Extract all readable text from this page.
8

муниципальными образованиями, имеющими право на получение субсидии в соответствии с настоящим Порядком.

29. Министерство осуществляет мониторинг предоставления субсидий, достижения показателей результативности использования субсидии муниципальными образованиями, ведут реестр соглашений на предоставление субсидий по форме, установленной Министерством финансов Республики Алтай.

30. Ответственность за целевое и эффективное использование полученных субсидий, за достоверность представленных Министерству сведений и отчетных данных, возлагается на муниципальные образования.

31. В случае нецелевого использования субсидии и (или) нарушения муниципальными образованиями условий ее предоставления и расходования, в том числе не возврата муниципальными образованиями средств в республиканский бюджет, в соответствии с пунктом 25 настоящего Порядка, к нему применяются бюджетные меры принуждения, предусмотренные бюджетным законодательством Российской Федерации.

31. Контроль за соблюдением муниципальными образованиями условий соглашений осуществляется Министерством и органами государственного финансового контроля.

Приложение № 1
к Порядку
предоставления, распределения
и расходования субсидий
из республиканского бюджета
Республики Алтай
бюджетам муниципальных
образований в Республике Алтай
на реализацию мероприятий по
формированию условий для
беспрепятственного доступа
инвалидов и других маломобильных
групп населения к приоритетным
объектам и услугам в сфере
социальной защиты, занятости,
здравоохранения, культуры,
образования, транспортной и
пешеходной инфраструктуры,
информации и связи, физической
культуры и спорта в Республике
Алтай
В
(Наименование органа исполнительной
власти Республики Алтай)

══════════════════════════════

### Exercise description:
Retype the entries one by one, exactly.

### Response to this task:
Extract all readable text from this page.
8

муниципальными образованиями, имеющими право на получение субсидии в соответствии с настоящим Порядком.

29. Министерство осуществляет мониторинг предоставления субсидий, достижения показателей результативности использования субсидии муниципальными образованиями, ведут реестр соглашений на предоставление субсидий по форме, установленной Министерством финансов Республики Алтай.

30. Ответственность за целевое и эффективное использование полученных субсидий, за достоверность представленных Министерству сведений и отчетных данных, возлагается на муниципальные образования.

31. В случае нецелевого использования субсидии и (или) нарушения муниципальными образованиями условий ее предоставления и расходования, в том числе не возврата муниципальными образованиями средств в республиканский бюджет, в соответствии с пунктом 25 настоящего Порядка, к нему применяются бюджетные меры принуждения, предусмотренные бюджетным законодательством Российской Федерации.

31. Контроль за соблюдением муниципальными образованиями условий соглашений осуществляется Министерством и органами государственного финансового контроля.

Приложение № 1
к Порядку
предоставления, распределения
и расходования субсидий
из республиканского бюджета
Республики Алтай
бюджетам муниципальных
образований в Республике Алтай
на реализацию мероприятий по
формированию условий для
беспрепятственного доступа
инвалидов и других маломобильных
групп населения к приоритетным
объектам и услугам в сфере
социальной защиты, занятости,
здравоохранения, культуры,
образования, транспортной и
пешеходной инфраструктуры,
информации и связи, физической
культуры и спорта в Республике
Алтай
В
(Наименование органа исполнительной
власти Республики Алтай)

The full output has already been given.